> [Goal of the exercise]: Pick every line from the data that holds the word "name".

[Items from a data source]
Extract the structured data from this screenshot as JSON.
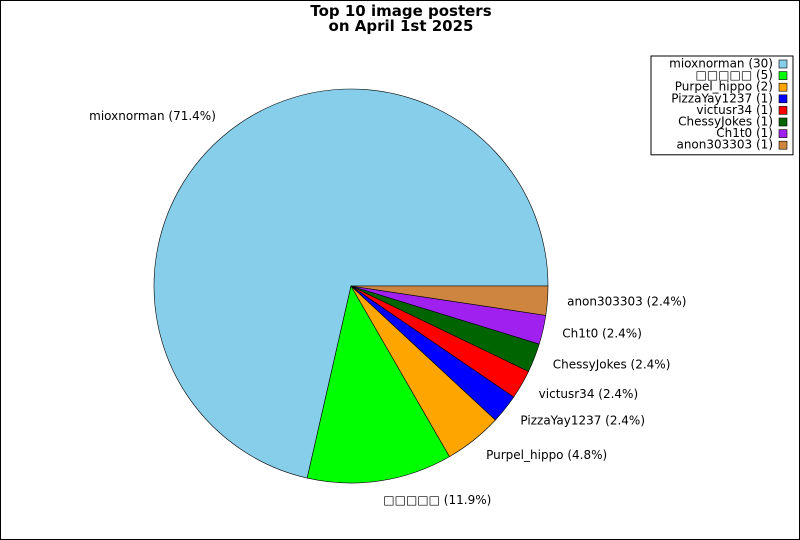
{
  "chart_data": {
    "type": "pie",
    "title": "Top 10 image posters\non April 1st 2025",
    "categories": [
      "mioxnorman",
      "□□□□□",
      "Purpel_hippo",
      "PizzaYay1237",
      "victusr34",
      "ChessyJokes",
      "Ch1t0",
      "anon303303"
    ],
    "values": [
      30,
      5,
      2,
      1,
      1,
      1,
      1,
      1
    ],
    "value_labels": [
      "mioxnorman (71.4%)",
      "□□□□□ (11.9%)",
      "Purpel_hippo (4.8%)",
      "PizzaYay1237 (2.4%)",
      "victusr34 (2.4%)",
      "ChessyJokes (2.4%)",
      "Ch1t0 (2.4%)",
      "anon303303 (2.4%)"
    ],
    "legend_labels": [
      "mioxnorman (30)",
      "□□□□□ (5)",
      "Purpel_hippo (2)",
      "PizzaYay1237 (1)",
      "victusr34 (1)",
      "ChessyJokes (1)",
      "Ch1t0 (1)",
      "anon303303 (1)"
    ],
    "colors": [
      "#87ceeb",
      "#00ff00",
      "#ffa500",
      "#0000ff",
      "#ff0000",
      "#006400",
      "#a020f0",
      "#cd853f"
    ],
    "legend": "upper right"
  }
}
---
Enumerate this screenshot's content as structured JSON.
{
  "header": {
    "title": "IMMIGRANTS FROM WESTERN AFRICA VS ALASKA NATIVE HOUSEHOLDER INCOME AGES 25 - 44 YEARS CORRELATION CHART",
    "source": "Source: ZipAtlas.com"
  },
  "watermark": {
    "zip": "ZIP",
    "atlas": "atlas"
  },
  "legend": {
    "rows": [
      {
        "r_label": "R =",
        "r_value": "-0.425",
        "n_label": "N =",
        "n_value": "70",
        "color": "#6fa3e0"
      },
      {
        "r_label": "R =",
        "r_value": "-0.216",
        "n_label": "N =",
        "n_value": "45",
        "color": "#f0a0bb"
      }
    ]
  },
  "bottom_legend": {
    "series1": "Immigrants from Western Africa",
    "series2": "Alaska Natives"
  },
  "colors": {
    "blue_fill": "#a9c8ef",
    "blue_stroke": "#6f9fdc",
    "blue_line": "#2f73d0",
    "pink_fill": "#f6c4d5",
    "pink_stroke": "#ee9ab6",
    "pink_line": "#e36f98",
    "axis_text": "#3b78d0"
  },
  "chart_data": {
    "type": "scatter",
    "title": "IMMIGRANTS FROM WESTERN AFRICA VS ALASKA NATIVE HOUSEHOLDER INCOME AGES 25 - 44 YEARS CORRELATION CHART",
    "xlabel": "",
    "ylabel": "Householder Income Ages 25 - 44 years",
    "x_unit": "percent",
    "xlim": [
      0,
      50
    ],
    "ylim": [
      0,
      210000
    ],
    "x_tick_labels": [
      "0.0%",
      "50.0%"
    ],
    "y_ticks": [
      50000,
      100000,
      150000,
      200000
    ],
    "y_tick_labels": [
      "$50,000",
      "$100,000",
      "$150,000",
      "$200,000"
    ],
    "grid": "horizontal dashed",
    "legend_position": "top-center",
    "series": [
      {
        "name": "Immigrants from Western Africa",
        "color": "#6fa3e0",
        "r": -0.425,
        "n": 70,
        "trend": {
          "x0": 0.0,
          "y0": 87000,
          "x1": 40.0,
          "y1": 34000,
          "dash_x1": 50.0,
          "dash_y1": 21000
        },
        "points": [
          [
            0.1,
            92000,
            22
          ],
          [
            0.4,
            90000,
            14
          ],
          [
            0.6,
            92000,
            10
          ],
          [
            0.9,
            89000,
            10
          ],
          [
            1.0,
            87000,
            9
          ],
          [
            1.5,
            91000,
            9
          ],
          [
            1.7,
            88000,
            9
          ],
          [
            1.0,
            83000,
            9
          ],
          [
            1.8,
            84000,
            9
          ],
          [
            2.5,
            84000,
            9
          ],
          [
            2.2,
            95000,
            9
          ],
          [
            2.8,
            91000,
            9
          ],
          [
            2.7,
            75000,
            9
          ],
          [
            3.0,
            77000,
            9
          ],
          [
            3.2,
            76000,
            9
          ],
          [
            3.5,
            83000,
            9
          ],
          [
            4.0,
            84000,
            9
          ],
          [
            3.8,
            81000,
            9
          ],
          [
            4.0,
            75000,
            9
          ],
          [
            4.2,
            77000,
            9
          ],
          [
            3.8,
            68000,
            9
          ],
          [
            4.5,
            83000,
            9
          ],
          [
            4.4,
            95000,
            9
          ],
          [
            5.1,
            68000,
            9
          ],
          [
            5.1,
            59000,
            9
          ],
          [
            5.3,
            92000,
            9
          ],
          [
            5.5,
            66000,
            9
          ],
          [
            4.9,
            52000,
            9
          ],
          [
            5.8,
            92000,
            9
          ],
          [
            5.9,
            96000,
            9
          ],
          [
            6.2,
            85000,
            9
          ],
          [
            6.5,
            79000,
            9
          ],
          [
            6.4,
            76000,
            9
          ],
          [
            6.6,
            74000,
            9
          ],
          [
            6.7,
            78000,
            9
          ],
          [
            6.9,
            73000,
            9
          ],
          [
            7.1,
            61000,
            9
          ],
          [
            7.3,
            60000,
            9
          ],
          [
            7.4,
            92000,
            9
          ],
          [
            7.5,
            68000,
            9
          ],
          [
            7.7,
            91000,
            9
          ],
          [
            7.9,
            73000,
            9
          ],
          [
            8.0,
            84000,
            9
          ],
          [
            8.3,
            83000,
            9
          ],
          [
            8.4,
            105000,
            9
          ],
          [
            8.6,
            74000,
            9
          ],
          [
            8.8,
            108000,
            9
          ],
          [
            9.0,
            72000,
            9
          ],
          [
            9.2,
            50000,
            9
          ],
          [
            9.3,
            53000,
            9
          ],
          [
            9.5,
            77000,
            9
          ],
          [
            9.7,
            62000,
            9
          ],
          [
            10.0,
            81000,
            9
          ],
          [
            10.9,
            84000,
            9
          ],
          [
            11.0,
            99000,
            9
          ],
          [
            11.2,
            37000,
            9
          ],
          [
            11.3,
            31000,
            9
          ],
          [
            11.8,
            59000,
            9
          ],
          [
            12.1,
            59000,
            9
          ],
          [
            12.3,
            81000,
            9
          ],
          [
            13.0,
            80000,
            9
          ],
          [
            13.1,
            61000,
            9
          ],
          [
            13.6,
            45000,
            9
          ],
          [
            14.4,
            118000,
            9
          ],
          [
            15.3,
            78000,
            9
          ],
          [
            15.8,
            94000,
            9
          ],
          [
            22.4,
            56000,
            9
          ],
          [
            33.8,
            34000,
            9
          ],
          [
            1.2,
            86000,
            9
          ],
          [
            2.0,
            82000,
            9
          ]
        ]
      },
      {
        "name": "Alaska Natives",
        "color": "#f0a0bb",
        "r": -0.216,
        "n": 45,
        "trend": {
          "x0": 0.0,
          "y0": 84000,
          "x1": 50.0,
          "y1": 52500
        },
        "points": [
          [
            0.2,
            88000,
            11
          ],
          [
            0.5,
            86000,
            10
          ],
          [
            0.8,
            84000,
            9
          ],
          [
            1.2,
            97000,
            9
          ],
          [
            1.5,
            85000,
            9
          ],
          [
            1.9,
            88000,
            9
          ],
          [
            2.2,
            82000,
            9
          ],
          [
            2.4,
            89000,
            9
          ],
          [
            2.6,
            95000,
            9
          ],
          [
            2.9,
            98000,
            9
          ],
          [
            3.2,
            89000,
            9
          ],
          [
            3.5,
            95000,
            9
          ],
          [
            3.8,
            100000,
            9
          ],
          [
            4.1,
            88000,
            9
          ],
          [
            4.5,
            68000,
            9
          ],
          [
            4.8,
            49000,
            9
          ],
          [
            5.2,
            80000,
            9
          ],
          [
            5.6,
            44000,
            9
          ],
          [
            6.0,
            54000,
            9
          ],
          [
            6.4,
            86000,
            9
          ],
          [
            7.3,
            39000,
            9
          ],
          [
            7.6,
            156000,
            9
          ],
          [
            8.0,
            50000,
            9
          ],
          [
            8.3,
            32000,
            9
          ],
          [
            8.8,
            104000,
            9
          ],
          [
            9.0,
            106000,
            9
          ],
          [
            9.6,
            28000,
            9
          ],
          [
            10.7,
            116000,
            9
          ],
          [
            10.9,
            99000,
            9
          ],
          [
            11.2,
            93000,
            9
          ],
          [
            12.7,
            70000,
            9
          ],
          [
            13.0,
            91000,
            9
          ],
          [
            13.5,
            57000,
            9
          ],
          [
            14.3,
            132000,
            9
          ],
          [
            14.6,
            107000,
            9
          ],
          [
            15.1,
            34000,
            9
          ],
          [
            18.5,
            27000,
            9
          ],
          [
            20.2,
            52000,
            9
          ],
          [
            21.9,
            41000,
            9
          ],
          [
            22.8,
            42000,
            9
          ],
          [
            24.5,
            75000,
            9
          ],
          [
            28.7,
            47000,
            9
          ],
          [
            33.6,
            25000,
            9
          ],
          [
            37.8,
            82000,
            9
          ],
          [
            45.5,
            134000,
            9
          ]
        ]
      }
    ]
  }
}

> [Correct response]:
        "name": "Immigrants from Western Africa",
        "name": "Alaska Natives",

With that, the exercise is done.